Check every line below for the word "document" and show those that hold it.

__________

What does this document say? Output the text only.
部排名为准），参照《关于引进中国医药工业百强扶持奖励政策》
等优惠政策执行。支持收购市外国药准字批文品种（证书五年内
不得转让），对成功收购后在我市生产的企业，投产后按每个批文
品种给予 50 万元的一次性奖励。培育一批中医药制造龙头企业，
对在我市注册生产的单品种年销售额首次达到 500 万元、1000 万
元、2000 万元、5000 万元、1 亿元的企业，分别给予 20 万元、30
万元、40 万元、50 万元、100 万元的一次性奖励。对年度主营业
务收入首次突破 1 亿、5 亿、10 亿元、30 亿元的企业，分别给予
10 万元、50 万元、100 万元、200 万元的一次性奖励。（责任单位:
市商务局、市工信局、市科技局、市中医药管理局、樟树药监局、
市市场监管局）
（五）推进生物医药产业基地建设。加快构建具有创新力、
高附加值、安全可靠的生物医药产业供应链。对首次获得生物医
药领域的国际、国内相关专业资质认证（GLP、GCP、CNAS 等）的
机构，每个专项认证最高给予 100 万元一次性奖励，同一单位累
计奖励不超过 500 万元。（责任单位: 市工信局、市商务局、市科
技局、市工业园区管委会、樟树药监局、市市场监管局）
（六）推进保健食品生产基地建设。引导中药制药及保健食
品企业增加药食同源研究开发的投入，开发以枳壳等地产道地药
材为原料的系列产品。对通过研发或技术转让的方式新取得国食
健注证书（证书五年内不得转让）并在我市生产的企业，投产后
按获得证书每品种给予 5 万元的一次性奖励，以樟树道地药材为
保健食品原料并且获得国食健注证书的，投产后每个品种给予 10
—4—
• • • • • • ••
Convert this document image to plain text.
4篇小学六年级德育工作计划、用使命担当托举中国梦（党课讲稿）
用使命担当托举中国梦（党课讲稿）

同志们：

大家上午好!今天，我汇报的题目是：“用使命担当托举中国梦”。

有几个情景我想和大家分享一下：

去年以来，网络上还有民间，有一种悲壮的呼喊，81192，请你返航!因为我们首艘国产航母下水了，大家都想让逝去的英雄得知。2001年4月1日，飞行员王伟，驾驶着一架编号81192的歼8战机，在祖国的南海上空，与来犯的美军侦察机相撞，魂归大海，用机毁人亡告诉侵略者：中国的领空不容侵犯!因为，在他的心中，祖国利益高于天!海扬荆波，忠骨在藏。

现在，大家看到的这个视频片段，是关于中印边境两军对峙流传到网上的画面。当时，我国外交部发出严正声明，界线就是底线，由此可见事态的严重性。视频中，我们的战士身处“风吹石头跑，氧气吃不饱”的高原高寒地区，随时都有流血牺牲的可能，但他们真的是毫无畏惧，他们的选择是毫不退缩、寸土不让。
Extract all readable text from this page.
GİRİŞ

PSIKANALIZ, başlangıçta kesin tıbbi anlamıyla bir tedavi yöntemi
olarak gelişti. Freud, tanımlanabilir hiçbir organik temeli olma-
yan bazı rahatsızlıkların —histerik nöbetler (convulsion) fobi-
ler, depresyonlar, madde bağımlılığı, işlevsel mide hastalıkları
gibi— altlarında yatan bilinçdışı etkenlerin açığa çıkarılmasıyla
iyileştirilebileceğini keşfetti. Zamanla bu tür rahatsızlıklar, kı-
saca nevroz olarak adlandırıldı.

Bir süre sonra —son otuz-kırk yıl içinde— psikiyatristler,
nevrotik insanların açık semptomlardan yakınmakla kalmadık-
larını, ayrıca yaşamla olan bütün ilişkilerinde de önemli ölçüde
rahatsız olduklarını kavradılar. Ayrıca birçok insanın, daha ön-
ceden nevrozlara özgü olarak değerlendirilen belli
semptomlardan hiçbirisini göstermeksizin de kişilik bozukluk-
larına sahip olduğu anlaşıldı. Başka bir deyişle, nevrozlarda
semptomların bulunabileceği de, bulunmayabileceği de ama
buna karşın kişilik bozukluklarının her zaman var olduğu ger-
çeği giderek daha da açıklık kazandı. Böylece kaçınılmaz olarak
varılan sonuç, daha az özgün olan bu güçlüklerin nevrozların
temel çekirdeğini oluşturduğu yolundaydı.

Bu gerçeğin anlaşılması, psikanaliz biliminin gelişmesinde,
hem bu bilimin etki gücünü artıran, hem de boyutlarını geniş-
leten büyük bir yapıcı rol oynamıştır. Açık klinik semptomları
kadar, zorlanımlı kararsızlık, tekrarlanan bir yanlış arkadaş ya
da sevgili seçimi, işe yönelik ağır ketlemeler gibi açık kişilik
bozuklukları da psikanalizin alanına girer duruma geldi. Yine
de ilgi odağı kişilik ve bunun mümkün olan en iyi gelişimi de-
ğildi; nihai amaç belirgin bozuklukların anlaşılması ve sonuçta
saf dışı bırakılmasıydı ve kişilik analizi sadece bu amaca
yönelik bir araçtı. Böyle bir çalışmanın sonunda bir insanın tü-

__________

* The output
What does this document say? Output the text only.
Convert this document image to plain text.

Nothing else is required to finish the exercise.